[Saved entries]
## start
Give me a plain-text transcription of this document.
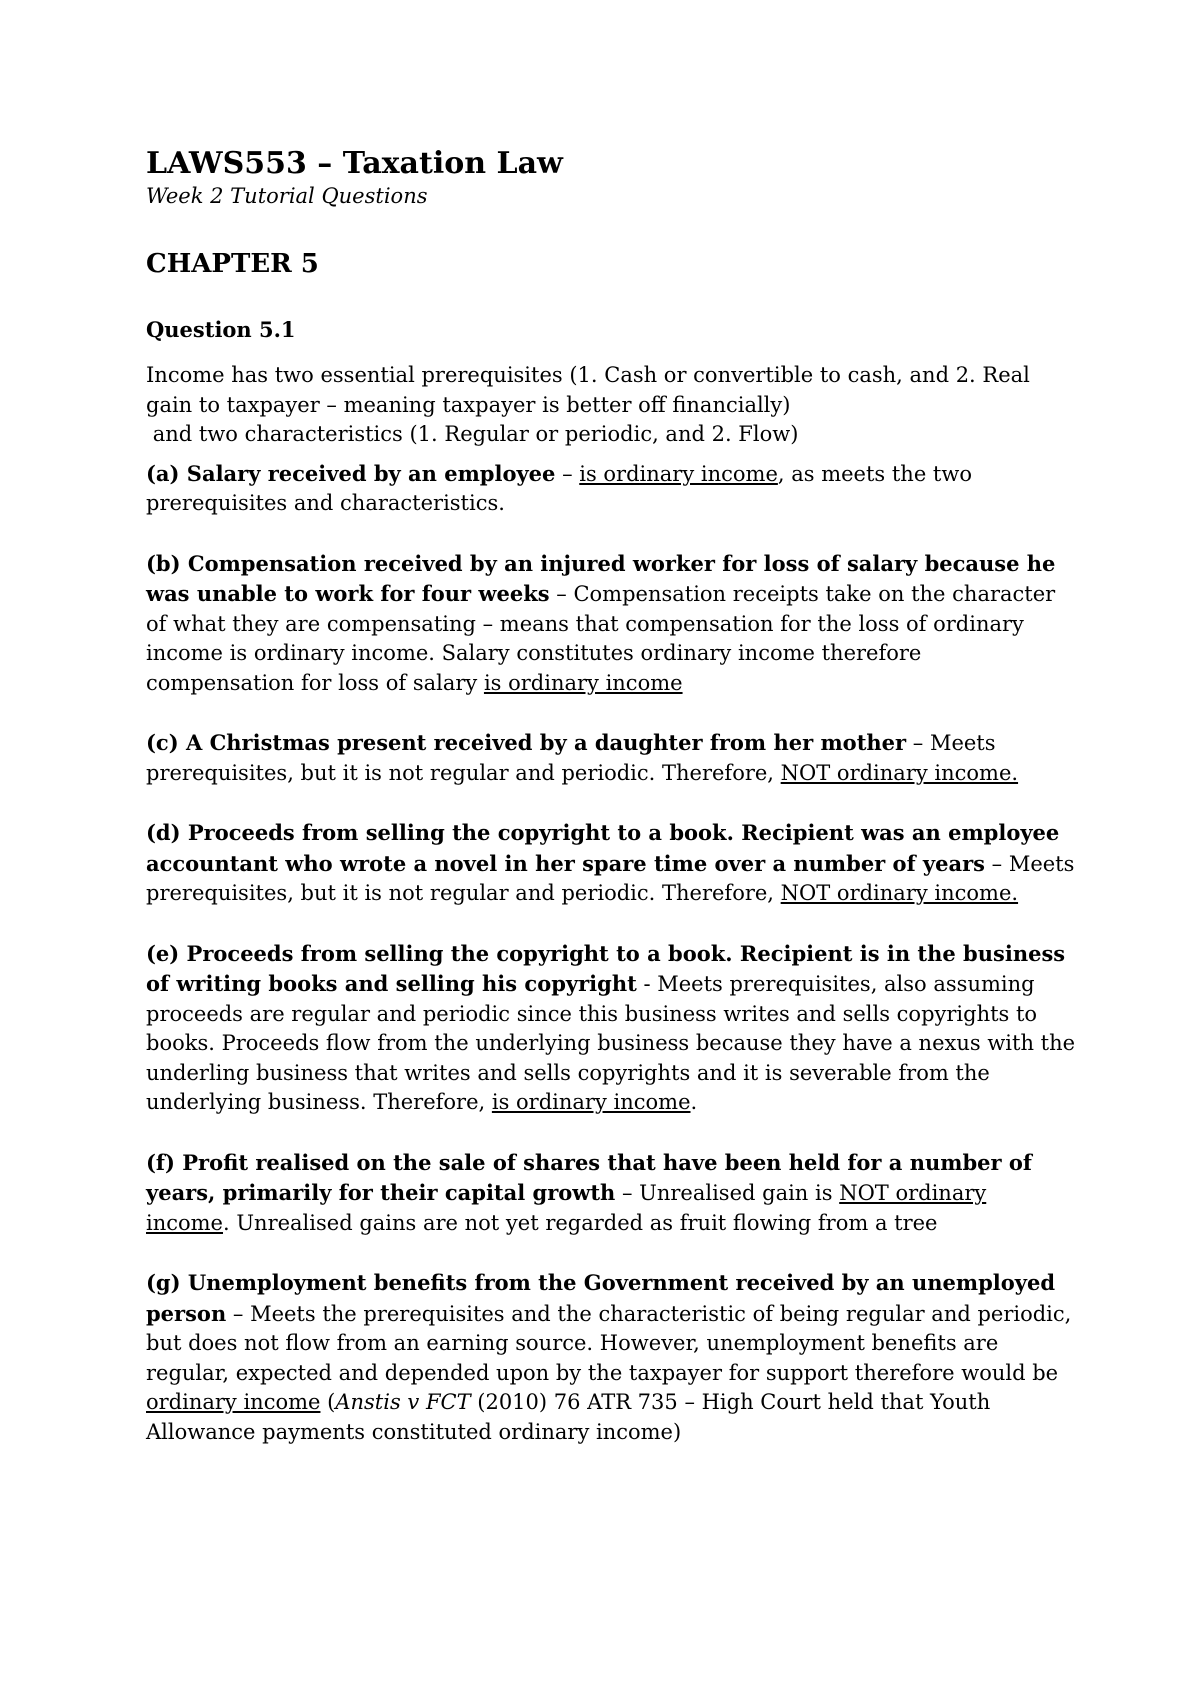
LAWS553 – Taxation Law

Week 2 Tutorial Questions

CHAPTER 5
Question 5.1

Income has two essential prerequisites (1. Cash or convertible to cash, and 2. Real gain to taxpayer – meaning taxpayer is better off financially)

and two characteristics (1. Regular or periodic, and 2. Flow)

(a) Salary received by an employee – is ordinary income, as meets the two prerequisites and characteristics.

(b) Compensation received by an injured worker for loss of salary because he was unable to work for four weeks – Compensation receipts take on the character of what they are compensating – means that compensation for the loss of ordinary income is ordinary income. Salary constitutes ordinary income therefore compensation for loss of salary is ordinary income

(c) A Christmas present received by a daughter from her mother – Meets prerequisites, but it is not regular and periodic. Therefore, NOT ordinary income.

(d) Proceeds from selling the copyright to a book. Recipient was an employee accountant who wrote a novel in her spare time over a number of years – Meets prerequisites, but it is not regular and periodic. Therefore, NOT ordinary income.

(e) Proceeds from selling the copyright to a book. Recipient is in the business of writing books and selling his copyright - Meets prerequisites, also assuming proceeds are regular and periodic since this business writes and sells copyrights to books. Proceeds flow from the underlying business because they have a nexus with the underling business that writes and sells copyrights and it is severable from the underlying business. Therefore, is ordinary income.

(f) Profit realised on the sale of shares that have been held for a number of years, primarily for their capital growth – Unrealised gain is NOT ordinary income. Unrealised gains are not yet regarded as fruit flowing from a tree

(g) Unemployment benefits from the Government received by an unemployed person – Meets the prerequisites and the characteristic of being regular and periodic, but does not flow from an earning source. However, unemployment benefits are regular, expected and depended upon by the taxpayer for support therefore would be ordinary income (Anstis v FCT (2010) 76 ATR 735 – High Court held that Youth Allowance payments constituted ordinary income)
## end
Every record must be copied exactly, with the pictures left out.

■ Solution to the exercise
Give me a plain-text transcription of this document.
LAWS553 – Taxation Law

Week 2 Tutorial Questions

CHAPTER 5
Question 5.1

Income has two essential prerequisites (1. Cash or convertible to cash, and 2. Real gain to taxpayer – meaning taxpayer is better off financially)

and two characteristics (1. Regular or periodic, and 2. Flow)

(a) Salary received by an employee – is ordinary income, as meets the two prerequisites and characteristics.

(b) Compensation received by an injured worker for loss of salary because he was unable to work for four weeks – Compensation receipts take on the character of what they are compensating – means that compensation for the loss of ordinary income is ordinary income. Salary constitutes ordinary income therefore compensation for loss of salary is ordinary income

(c) A Christmas present received by a daughter from her mother – Meets prerequisites, but it is not regular and periodic. Therefore, NOT ordinary income.

(d) Proceeds from selling the copyright to a book. Recipient was an employee accountant who wrote a novel in her spare time over a number of years – Meets prerequisites, but it is not regular and periodic. Therefore, NOT ordinary income.

(e) Proceeds from selling the copyright to a book. Recipient is in the business of writing books and selling his copyright - Meets prerequisites, also assuming proceeds are regular and periodic since this business writes and sells copyrights to books. Proceeds flow from the underlying business because they have a nexus with the underling business that writes and sells copyrights and it is severable from the underlying business. Therefore, is ordinary income.

(f) Profit realised on the sale of shares that have been held for a number of years, primarily for their capital growth – Unrealised gain is NOT ordinary income. Unrealised gains are not yet regarded as fruit flowing from a tree

(g) Unemployment benefits from the Government received by an unemployed person – Meets the prerequisites and the characteristic of being regular and periodic, but does not flow from an earning source. However, unemployment benefits are regular, expected and depended upon by the taxpayer for support therefore would be ordinary income (Anstis v FCT (2010) 76 ATR 735 – High Court held that Youth Allowance payments constituted ordinary income)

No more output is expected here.